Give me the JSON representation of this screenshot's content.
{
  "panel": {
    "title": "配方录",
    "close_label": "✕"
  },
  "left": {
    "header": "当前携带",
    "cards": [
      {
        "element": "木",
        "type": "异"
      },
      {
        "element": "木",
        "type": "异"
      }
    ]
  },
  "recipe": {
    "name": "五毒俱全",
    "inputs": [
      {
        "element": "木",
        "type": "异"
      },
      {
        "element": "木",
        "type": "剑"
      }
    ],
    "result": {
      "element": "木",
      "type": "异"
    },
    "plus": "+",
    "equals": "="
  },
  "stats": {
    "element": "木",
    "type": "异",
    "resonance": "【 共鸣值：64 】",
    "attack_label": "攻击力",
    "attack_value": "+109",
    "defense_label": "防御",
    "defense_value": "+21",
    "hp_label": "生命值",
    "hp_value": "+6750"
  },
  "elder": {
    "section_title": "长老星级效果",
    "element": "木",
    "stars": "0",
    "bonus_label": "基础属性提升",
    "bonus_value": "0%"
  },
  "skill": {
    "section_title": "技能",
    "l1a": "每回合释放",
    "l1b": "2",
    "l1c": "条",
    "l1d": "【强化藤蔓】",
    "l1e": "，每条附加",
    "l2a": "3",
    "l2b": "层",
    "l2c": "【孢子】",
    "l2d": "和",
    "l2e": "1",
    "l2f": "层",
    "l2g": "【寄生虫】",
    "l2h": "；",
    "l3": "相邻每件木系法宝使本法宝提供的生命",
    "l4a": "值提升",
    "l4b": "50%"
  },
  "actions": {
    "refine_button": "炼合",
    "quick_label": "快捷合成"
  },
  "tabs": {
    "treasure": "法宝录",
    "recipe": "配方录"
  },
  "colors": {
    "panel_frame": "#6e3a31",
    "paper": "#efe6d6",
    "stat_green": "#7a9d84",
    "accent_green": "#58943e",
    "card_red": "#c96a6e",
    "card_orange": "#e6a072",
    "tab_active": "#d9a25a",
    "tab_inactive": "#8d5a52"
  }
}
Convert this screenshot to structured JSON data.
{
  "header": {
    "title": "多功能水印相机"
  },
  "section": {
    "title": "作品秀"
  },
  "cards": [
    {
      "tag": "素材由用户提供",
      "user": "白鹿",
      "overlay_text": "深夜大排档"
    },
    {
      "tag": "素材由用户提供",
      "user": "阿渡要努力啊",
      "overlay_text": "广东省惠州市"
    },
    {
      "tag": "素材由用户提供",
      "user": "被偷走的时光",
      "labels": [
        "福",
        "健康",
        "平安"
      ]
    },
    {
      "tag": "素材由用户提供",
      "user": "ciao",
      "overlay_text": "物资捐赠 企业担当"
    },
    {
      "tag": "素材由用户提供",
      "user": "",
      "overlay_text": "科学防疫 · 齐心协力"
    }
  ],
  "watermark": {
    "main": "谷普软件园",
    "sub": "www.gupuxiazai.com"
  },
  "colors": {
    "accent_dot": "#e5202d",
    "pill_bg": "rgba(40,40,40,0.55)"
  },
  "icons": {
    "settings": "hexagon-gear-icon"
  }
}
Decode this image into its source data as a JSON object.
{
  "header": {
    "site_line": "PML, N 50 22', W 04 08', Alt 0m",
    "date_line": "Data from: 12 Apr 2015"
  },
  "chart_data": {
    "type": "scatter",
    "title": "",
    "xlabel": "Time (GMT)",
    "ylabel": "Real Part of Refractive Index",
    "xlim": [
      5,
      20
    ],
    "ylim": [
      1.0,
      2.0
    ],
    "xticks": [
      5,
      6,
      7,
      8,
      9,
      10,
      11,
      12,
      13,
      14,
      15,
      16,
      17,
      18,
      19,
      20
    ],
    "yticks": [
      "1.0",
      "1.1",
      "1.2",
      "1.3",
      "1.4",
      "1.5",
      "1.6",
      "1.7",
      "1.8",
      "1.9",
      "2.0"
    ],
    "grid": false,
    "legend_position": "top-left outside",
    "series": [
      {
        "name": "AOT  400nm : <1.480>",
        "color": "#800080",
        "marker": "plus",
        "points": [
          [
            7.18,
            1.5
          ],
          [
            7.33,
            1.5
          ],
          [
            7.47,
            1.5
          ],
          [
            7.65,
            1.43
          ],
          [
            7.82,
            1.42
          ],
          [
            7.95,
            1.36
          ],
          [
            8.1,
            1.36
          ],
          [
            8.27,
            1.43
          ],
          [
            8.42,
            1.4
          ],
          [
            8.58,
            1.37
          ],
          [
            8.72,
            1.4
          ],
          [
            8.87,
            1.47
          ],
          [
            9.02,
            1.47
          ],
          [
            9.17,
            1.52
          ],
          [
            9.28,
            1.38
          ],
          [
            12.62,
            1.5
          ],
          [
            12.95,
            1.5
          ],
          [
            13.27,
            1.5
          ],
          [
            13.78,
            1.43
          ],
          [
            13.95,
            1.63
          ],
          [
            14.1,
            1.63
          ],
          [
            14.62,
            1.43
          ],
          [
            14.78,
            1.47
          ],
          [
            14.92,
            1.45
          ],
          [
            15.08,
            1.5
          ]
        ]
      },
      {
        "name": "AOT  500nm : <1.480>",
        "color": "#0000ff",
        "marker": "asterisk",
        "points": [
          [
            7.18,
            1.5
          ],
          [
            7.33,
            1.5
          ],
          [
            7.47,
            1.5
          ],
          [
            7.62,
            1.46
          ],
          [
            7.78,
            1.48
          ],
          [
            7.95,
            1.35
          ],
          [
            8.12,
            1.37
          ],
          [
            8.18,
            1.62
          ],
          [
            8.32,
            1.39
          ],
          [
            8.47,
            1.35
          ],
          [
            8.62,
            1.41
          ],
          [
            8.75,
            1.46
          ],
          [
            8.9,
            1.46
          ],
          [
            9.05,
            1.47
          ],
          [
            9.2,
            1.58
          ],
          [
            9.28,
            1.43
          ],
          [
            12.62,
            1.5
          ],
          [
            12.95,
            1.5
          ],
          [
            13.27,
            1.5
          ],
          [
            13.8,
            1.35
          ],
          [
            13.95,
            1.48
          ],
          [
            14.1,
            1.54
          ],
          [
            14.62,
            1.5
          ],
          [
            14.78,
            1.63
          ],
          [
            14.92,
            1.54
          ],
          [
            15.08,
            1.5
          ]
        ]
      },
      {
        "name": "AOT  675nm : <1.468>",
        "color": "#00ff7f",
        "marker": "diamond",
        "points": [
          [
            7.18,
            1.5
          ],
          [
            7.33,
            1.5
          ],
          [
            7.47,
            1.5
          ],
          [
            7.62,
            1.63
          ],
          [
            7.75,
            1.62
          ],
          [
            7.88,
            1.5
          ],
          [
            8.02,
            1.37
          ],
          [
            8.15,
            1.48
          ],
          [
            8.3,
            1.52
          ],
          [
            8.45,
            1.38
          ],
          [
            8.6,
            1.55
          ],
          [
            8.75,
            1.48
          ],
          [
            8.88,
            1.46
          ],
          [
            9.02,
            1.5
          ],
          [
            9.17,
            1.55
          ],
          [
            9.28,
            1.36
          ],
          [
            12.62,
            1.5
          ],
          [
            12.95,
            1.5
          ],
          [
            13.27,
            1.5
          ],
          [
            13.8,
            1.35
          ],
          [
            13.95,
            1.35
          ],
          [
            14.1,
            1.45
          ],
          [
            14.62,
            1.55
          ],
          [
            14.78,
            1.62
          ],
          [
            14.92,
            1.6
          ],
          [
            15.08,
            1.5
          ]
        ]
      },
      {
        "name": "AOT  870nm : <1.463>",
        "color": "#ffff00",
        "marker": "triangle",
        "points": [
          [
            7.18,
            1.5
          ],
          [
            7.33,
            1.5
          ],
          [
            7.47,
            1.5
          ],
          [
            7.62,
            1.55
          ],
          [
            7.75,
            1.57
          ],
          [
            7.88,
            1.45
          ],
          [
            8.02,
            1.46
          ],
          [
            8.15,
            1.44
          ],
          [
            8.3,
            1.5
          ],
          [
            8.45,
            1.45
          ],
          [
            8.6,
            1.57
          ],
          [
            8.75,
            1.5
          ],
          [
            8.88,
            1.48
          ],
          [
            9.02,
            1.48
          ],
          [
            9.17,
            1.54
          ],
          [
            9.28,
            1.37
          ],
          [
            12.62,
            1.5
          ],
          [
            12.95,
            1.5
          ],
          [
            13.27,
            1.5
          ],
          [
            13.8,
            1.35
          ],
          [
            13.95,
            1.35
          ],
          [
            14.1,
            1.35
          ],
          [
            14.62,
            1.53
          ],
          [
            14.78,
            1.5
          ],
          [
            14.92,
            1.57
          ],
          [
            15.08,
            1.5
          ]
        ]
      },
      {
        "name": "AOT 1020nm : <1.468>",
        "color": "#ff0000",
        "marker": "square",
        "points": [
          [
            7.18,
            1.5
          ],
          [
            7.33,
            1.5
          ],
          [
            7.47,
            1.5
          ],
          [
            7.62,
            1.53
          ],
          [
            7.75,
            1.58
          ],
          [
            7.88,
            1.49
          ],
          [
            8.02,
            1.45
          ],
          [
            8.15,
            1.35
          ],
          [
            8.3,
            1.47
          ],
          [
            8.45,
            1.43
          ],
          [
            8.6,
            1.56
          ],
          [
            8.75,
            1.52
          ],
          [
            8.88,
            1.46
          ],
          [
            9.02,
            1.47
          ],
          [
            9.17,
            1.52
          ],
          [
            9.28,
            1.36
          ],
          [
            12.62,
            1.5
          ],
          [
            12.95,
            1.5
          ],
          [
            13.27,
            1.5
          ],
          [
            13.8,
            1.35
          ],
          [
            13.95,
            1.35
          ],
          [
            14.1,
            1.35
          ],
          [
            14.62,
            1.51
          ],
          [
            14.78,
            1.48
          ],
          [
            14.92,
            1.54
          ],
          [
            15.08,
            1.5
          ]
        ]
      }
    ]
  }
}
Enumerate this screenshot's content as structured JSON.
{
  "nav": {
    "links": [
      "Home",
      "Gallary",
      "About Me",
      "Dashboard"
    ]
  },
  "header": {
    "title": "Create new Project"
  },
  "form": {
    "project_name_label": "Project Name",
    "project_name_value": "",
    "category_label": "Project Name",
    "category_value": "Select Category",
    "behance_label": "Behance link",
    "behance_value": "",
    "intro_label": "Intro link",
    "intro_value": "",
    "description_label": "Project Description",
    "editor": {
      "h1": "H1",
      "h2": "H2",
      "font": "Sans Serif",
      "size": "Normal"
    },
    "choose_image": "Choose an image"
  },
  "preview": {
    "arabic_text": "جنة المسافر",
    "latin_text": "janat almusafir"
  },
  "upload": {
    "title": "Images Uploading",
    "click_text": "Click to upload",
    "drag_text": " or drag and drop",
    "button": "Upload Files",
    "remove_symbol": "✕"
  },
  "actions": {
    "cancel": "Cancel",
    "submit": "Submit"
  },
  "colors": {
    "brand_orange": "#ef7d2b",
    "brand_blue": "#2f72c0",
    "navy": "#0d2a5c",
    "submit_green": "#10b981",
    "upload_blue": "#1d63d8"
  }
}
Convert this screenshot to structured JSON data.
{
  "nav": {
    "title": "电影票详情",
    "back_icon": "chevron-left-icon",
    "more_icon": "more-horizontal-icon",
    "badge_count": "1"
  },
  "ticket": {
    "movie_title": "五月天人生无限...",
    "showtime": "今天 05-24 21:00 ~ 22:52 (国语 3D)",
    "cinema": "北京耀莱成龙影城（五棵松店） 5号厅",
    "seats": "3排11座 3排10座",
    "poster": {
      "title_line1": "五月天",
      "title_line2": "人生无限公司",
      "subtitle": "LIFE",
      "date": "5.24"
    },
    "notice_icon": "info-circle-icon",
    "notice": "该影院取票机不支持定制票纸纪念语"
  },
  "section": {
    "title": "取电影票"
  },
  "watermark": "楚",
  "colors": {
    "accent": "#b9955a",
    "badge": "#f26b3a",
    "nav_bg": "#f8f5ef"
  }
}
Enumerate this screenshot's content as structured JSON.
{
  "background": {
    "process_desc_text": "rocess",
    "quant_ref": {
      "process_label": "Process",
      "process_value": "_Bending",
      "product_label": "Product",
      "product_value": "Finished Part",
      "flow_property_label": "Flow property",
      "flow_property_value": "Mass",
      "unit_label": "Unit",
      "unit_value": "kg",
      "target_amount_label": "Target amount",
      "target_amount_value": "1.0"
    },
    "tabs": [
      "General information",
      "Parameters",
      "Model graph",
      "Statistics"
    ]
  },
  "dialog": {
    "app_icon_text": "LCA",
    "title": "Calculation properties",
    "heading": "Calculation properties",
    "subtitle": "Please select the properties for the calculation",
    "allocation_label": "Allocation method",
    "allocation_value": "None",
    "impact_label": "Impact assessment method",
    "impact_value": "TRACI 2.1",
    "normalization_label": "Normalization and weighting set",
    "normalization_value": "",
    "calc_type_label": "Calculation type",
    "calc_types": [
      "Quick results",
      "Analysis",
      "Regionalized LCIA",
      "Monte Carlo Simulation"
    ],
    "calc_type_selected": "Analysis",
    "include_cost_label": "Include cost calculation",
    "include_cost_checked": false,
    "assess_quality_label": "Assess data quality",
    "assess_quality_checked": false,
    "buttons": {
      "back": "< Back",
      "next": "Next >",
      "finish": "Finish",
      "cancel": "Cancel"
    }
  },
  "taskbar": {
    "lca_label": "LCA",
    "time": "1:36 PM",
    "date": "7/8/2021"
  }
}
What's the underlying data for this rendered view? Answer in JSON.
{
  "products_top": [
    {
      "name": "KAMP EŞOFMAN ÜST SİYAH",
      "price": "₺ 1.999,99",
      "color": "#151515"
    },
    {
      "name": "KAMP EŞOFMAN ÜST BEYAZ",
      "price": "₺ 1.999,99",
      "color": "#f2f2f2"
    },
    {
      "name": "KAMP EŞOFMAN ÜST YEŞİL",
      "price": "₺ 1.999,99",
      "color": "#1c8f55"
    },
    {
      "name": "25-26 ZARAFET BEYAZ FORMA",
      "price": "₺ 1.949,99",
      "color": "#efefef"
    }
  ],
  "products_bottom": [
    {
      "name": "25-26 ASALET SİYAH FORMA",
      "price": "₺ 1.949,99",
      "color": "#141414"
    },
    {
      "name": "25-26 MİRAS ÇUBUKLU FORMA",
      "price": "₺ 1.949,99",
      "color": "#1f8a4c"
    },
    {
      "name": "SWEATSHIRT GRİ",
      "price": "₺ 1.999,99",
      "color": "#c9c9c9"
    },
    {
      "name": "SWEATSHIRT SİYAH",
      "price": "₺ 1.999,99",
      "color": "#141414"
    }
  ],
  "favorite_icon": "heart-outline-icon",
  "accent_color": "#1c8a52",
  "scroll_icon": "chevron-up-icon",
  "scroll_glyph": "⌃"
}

++++

*EXERCISE DIRECTIONS*.
Your task is to list each line of the records with the word "chevron".

*FULL SOLUTION*.
    "back_icon": "chevron-left-icon",
  "scroll_icon": "chevron-up-icon",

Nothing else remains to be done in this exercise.